>>>>>
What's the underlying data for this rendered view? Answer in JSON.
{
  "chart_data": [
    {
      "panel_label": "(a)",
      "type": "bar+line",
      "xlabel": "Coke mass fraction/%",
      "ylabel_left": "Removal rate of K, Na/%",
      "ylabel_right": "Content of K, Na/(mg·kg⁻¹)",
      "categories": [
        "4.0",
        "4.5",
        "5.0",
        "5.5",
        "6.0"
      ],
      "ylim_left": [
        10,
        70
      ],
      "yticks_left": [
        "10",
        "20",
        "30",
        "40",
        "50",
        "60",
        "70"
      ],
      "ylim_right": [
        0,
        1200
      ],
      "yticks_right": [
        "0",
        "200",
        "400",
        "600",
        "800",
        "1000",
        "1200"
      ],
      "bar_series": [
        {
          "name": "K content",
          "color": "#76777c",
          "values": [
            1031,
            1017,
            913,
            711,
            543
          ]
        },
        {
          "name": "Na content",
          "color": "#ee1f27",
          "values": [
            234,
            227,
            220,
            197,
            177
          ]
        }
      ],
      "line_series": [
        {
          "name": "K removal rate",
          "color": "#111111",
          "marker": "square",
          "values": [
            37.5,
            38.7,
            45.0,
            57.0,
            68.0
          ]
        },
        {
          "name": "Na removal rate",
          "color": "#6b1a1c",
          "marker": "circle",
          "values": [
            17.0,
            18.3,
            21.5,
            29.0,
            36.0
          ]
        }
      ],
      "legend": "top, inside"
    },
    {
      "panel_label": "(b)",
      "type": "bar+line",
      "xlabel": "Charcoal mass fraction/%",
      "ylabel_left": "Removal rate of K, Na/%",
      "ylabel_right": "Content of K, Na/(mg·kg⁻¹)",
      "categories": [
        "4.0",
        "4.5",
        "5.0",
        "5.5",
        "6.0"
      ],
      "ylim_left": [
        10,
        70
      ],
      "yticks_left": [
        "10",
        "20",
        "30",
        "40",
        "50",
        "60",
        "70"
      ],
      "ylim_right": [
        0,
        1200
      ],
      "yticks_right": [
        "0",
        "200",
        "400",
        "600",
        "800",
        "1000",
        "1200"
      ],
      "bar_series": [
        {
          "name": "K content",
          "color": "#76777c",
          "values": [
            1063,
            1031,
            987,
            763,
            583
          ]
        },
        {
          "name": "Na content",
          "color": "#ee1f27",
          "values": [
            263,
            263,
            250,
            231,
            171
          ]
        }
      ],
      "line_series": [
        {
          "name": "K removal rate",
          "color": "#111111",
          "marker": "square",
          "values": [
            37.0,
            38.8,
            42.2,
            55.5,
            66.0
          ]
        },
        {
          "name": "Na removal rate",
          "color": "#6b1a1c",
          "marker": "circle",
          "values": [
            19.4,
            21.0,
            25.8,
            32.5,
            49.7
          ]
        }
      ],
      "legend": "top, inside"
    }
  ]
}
<<<<<
◆ OBJECTIVE ◆
Repeat each record exactly. Omit nothing.

◆ ANSWER TO THIS EXERCISE ◆
What's the underlying data for this rendered view? Answer in JSON.
{
  "chart_data": [
    {
      "panel_label": "(a)",
      "type": "bar+line",
      "xlabel": "Coke mass fraction/%",
      "ylabel_left": "Removal rate of K, Na/%",
      "ylabel_right": "Content of K, Na/(mg·kg⁻¹)",
      "categories": [
        "4.0",
        "4.5",
        "5.0",
        "5.5",
        "6.0"
      ],
      "ylim_left": [
        10,
        70
      ],
      "yticks_left": [
        "10",
        "20",
        "30",
        "40",
        "50",
        "60",
        "70"
      ],
      "ylim_right": [
        0,
        1200
      ],
      "yticks_right": [
        "0",
        "200",
        "400",
        "600",
        "800",
        "1000",
        "1200"
      ],
      "bar_series": [
        {
          "name": "K content",
          "color": "#76777c",
          "values": [
            1031,
            1017,
            913,
            711,
            543
          ]
        },
        {
          "name": "Na content",
          "color": "#ee1f27",
          "values": [
            234,
            227,
            220,
            197,
            177
          ]
        }
      ],
      "line_series": [
        {
          "name": "K removal rate",
          "color": "#111111",
          "marker": "square",
          "values": [
            37.5,
            38.7,
            45.0,
            57.0,
            68.0
          ]
        },
        {
          "name": "Na removal rate",
          "color": "#6b1a1c",
          "marker": "circle",
          "values": [
            17.0,
            18.3,
            21.5,
            29.0,
            36.0
          ]
        }
      ],
      "legend": "top, inside"
    },
    {
      "panel_label": "(b)",
      "type": "bar+line",
      "xlabel": "Charcoal mass fraction/%",
      "ylabel_left": "Removal rate of K, Na/%",
      "ylabel_right": "Content of K, Na/(mg·kg⁻¹)",
      "categories": [
        "4.0",
        "4.5",
        "5.0",
        "5.5",
        "6.0"
      ],
      "ylim_left": [
        10,
        70
      ],
      "yticks_left": [
        "10",
        "20",
        "30",
        "40",
        "50",
        "60",
        "70"
      ],
      "ylim_right": [
        0,
        1200
      ],
      "yticks_right": [
        "0",
        "200",
        "400",
        "600",
        "800",
        "1000",
        "1200"
      ],
      "bar_series": [
        {
          "name": "K content",
          "color": "#76777c",
          "values": [
            1063,
            1031,
            987,
            763,
            583
          ]
        },
        {
          "name": "Na content",
          "color": "#ee1f27",
          "values": [
            263,
            263,
            250,
            231,
            171
          ]
        }
      ],
      "line_series": [
        {
          "name": "K removal rate",
          "color": "#111111",
          "marker": "square",
          "values": [
            37.0,
            38.8,
            42.2,
            55.5,
            66.0
          ]
        },
        {
          "name": "Na removal rate",
          "color": "#6b1a1c",
          "marker": "circle",
          "values": [
            19.4,
            21.0,
            25.8,
            32.5,
            49.7
          ]
        }
      ],
      "legend": "top, inside"
    }
  ]
}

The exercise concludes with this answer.